(Extracted records)
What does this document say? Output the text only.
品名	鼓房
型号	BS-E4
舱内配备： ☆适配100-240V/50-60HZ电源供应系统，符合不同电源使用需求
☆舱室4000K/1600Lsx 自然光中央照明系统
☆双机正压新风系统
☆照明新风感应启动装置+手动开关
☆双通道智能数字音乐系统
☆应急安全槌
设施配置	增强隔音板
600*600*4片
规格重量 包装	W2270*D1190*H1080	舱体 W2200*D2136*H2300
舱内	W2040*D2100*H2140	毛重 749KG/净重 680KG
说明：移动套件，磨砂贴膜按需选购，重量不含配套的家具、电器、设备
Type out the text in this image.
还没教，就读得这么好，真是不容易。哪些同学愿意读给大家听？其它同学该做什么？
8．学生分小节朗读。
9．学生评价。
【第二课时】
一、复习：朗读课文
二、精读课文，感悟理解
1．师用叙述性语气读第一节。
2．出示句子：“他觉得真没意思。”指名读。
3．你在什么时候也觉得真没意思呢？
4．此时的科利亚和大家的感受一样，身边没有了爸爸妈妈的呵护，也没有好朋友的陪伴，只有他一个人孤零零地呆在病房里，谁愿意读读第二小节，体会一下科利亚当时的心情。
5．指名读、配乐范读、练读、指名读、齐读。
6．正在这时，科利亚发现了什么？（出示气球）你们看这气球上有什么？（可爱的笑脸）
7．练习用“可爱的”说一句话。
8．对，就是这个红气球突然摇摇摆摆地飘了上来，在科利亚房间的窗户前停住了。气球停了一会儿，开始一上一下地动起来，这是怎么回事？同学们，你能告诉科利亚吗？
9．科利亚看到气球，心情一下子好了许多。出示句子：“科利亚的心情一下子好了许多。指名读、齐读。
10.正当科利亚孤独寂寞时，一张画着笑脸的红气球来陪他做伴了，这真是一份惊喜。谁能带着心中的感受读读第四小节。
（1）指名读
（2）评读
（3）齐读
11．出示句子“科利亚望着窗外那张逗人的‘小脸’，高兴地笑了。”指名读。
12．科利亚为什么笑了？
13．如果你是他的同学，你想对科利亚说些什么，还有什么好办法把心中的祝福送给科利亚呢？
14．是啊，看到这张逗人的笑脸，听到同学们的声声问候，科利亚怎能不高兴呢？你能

==

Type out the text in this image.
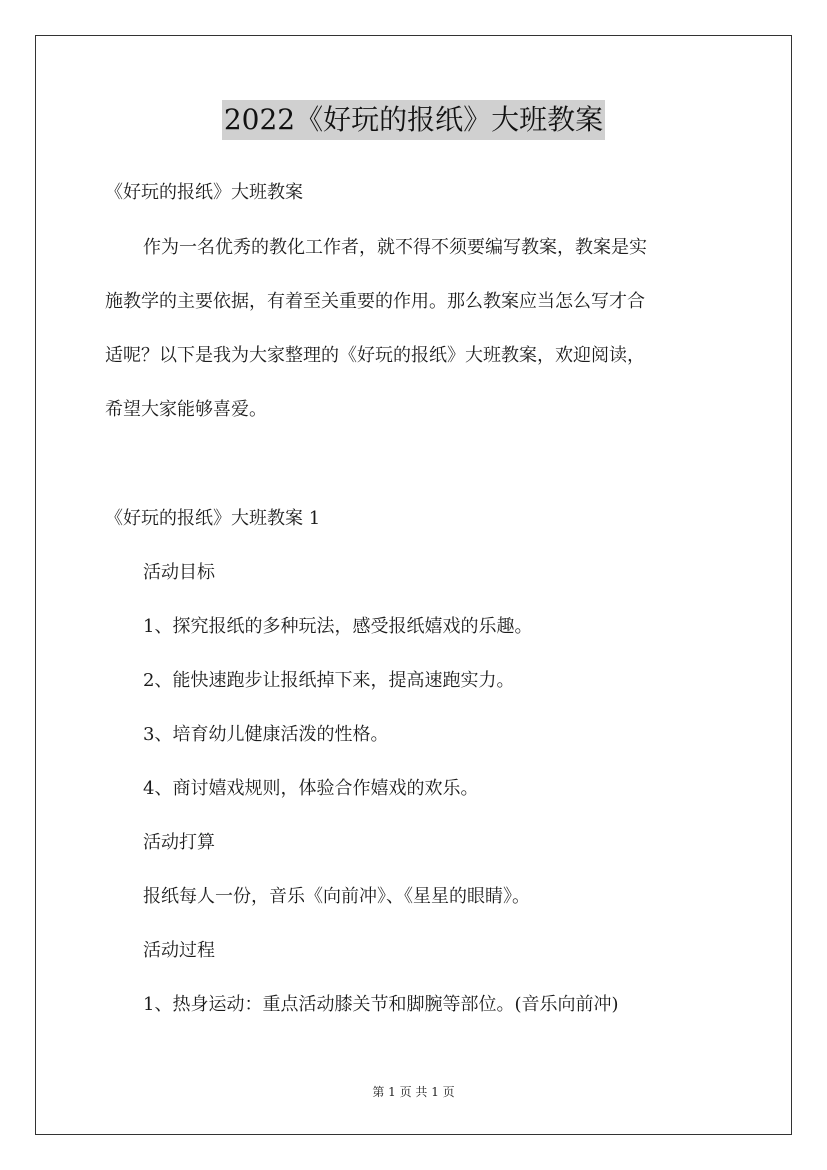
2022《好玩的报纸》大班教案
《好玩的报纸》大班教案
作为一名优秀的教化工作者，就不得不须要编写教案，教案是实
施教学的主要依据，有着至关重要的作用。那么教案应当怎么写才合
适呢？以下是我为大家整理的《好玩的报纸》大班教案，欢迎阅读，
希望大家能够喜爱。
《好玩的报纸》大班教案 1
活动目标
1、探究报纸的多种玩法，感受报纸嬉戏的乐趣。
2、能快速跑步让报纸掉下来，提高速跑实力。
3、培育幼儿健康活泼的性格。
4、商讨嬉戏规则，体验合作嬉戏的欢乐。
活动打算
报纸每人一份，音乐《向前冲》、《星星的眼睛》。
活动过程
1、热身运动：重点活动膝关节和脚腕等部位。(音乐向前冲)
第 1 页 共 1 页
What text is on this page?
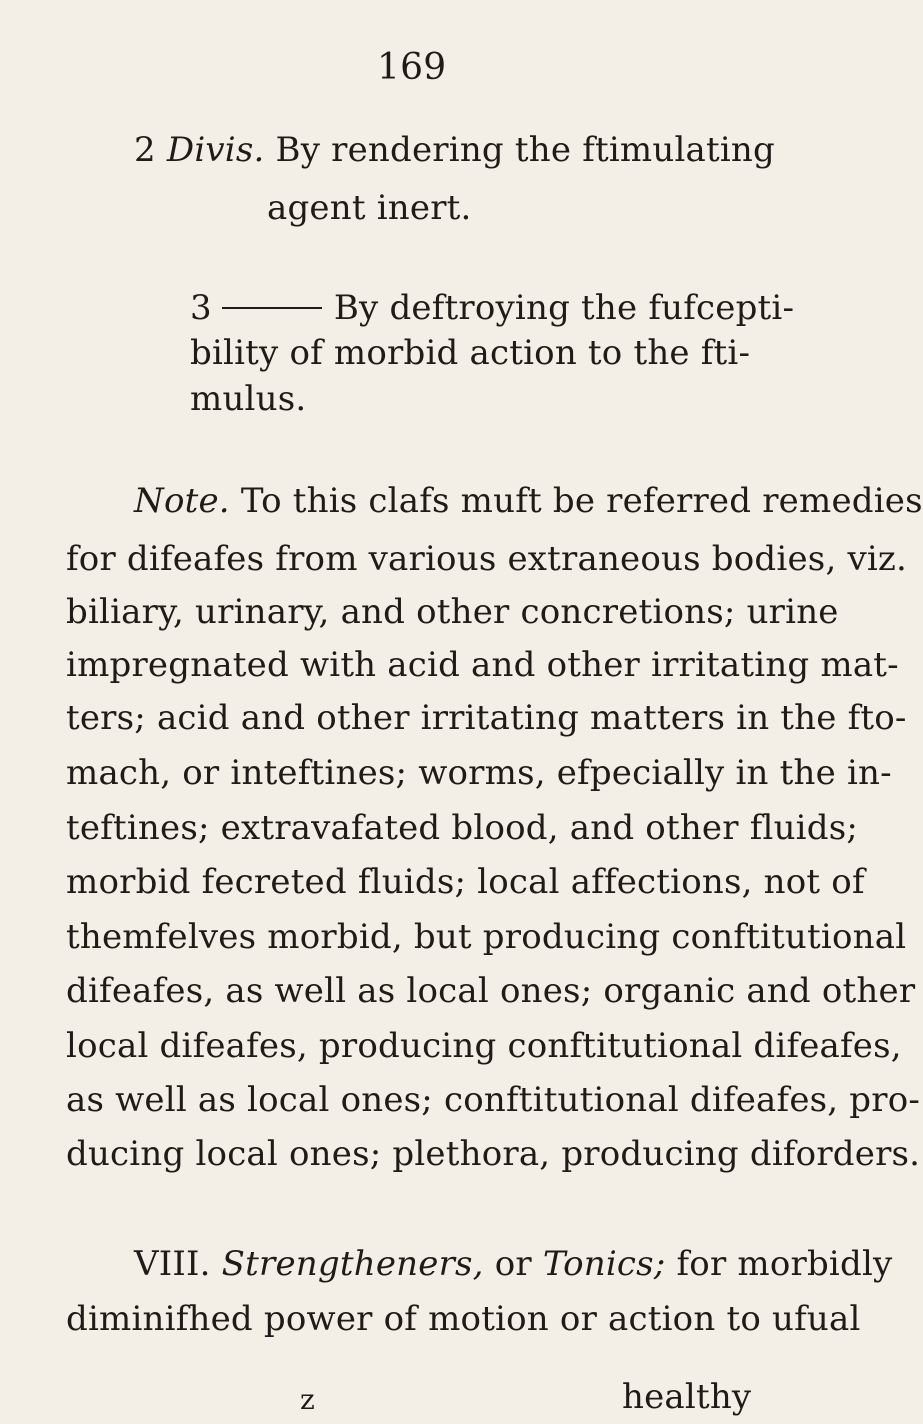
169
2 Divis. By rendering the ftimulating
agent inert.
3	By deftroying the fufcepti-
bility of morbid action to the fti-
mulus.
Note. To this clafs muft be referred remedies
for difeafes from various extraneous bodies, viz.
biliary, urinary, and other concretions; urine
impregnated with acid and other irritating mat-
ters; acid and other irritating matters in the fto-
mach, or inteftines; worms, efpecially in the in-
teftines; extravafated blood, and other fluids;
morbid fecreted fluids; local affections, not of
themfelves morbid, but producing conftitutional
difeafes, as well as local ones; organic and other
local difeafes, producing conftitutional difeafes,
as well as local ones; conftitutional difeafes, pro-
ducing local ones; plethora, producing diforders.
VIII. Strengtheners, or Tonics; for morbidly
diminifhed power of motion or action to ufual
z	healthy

* Given request *
Copy down every line of the entries containing the word "出示句子".

* Output of the task *
2．出示句子：“他觉得真没意思。”指名读。
9．科利亚看到气球，心情一下子好了许多。出示句子：“科利亚的心情一下子好了许多。指名读、齐读。
11．出示句子“科利亚望着窗外那张逗人的‘小脸’，高兴地笑了。”指名读。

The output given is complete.